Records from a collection
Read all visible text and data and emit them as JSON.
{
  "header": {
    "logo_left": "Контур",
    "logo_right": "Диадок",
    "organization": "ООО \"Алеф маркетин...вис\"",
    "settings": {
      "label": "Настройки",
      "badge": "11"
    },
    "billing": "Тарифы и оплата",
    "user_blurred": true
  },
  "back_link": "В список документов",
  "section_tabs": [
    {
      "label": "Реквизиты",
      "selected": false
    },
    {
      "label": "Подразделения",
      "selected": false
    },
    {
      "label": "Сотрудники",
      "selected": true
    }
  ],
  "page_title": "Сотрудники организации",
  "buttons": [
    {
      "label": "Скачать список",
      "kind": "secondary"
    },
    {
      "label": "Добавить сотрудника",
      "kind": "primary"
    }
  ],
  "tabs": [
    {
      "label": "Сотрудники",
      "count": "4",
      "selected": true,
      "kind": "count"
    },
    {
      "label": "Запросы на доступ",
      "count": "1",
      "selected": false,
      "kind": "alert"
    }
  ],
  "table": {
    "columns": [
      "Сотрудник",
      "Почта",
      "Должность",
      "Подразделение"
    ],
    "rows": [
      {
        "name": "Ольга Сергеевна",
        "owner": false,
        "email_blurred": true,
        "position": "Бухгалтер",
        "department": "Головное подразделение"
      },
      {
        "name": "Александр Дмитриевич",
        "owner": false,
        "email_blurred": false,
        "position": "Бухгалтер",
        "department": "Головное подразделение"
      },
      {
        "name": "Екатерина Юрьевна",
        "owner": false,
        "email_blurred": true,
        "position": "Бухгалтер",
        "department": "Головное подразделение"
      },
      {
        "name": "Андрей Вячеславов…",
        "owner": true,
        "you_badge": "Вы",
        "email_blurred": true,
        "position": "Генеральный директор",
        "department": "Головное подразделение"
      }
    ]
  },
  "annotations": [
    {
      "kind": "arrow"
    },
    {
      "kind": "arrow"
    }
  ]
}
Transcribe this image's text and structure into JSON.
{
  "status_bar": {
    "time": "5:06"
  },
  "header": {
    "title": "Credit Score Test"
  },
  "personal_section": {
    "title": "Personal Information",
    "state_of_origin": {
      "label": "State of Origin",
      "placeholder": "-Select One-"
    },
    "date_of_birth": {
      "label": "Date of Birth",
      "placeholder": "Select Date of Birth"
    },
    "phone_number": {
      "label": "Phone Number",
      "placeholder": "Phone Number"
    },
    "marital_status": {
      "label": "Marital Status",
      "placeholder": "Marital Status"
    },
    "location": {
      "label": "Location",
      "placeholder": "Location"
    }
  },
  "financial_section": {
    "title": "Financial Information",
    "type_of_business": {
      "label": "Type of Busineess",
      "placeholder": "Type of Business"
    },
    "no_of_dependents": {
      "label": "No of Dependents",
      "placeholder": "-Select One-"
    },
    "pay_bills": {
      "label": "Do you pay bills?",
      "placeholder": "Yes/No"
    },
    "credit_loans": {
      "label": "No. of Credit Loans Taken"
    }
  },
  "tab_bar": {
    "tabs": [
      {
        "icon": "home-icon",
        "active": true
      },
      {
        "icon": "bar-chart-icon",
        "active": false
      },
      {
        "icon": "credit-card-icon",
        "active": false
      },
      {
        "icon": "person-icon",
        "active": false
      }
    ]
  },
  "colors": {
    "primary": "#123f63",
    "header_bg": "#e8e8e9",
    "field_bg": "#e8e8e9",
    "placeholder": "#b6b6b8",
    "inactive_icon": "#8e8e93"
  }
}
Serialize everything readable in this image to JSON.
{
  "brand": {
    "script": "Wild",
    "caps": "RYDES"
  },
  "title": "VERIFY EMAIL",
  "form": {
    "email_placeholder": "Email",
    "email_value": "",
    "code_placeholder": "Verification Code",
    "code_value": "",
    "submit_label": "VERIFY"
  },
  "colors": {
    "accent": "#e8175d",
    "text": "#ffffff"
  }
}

Stated exercise: Return all of the above records exactly, leaving no line out.

The result:
Read all visible text and data and emit them as JSON.
{
  "header": {
    "logo_left": "Контур",
    "logo_right": "Диадок",
    "organization": "ООО \"Алеф маркетин...вис\"",
    "settings": {
      "label": "Настройки",
      "badge": "11"
    },
    "billing": "Тарифы и оплата",
    "user_blurred": true
  },
  "back_link": "В список документов",
  "section_tabs": [
    {
      "label": "Реквизиты",
      "selected": false
    },
    {
      "label": "Подразделения",
      "selected": false
    },
    {
      "label": "Сотрудники",
      "selected": true
    }
  ],
  "page_title": "Сотрудники организации",
  "buttons": [
    {
      "label": "Скачать список",
      "kind": "secondary"
    },
    {
      "label": "Добавить сотрудника",
      "kind": "primary"
    }
  ],
  "tabs": [
    {
      "label": "Сотрудники",
      "count": "4",
      "selected": true,
      "kind": "count"
    },
    {
      "label": "Запросы на доступ",
      "count": "1",
      "selected": false,
      "kind": "alert"
    }
  ],
  "table": {
    "columns": [
      "Сотрудник",
      "Почта",
      "Должность",
      "Подразделение"
    ],
    "rows": [
      {
        "name": "Ольга Сергеевна",
        "owner": false,
        "email_blurred": true,
        "position": "Бухгалтер",
        "department": "Головное подразделение"
      },
      {
        "name": "Александр Дмитриевич",
        "owner": false,
        "email_blurred": false,
        "position": "Бухгалтер",
        "department": "Головное подразделение"
      },
      {
        "name": "Екатерина Юрьевна",
        "owner": false,
        "email_blurred": true,
        "position": "Бухгалтер",
        "department": "Головное подразделение"
      },
      {
        "name": "Андрей Вячеславов…",
        "owner": true,
        "you_badge": "Вы",
        "email_blurred": true,
        "position": "Генеральный директор",
        "department": "Головное подразделение"
      }
    ]
  },
  "annotations": [
    {
      "kind": "arrow"
    },
    {
      "kind": "arrow"
    }
  ]
}
Transcribe this image's text and structure into JSON.
{
  "status_bar": {
    "time": "5:06"
  },
  "header": {
    "title": "Credit Score Test"
  },
  "personal_section": {
    "title": "Personal Information",
    "state_of_origin": {
      "label": "State of Origin",
      "placeholder": "-Select One-"
    },
    "date_of_birth": {
      "label": "Date of Birth",
      "placeholder": "Select Date of Birth"
    },
    "phone_number": {
      "label": "Phone Number",
      "placeholder": "Phone Number"
    },
    "marital_status": {
      "label": "Marital Status",
      "placeholder": "Marital Status"
    },
    "location": {
      "label": "Location",
      "placeholder": "Location"
    }
  },
  "financial_section": {
    "title": "Financial Information",
    "type_of_business": {
      "label": "Type of Busineess",
      "placeholder": "Type of Business"
    },
    "no_of_dependents": {
      "label": "No of Dependents",
      "placeholder": "-Select One-"
    },
    "pay_bills": {
      "label": "Do you pay bills?",
      "placeholder": "Yes/No"
    },
    "credit_loans": {
      "label": "No. of Credit Loans Taken"
    }
  },
  "tab_bar": {
    "tabs": [
      {
        "icon": "home-icon",
        "active": true
      },
      {
        "icon": "bar-chart-icon",
        "active": false
      },
      {
        "icon": "credit-card-icon",
        "active": false
      },
      {
        "icon": "person-icon",
        "active": false
      }
    ]
  },
  "colors": {
    "primary": "#123f63",
    "header_bg": "#e8e8e9",
    "field_bg": "#e8e8e9",
    "placeholder": "#b6b6b8",
    "inactive_icon": "#8e8e93"
  }
}
Serialize everything readable in this image to JSON.
{
  "brand": {
    "script": "Wild",
    "caps": "RYDES"
  },
  "title": "VERIFY EMAIL",
  "form": {
    "email_placeholder": "Email",
    "email_value": "",
    "code_placeholder": "Verification Code",
    "code_value": "",
    "submit_label": "VERIFY"
  },
  "colors": {
    "accent": "#e8175d",
    "text": "#ffffff"
  }
}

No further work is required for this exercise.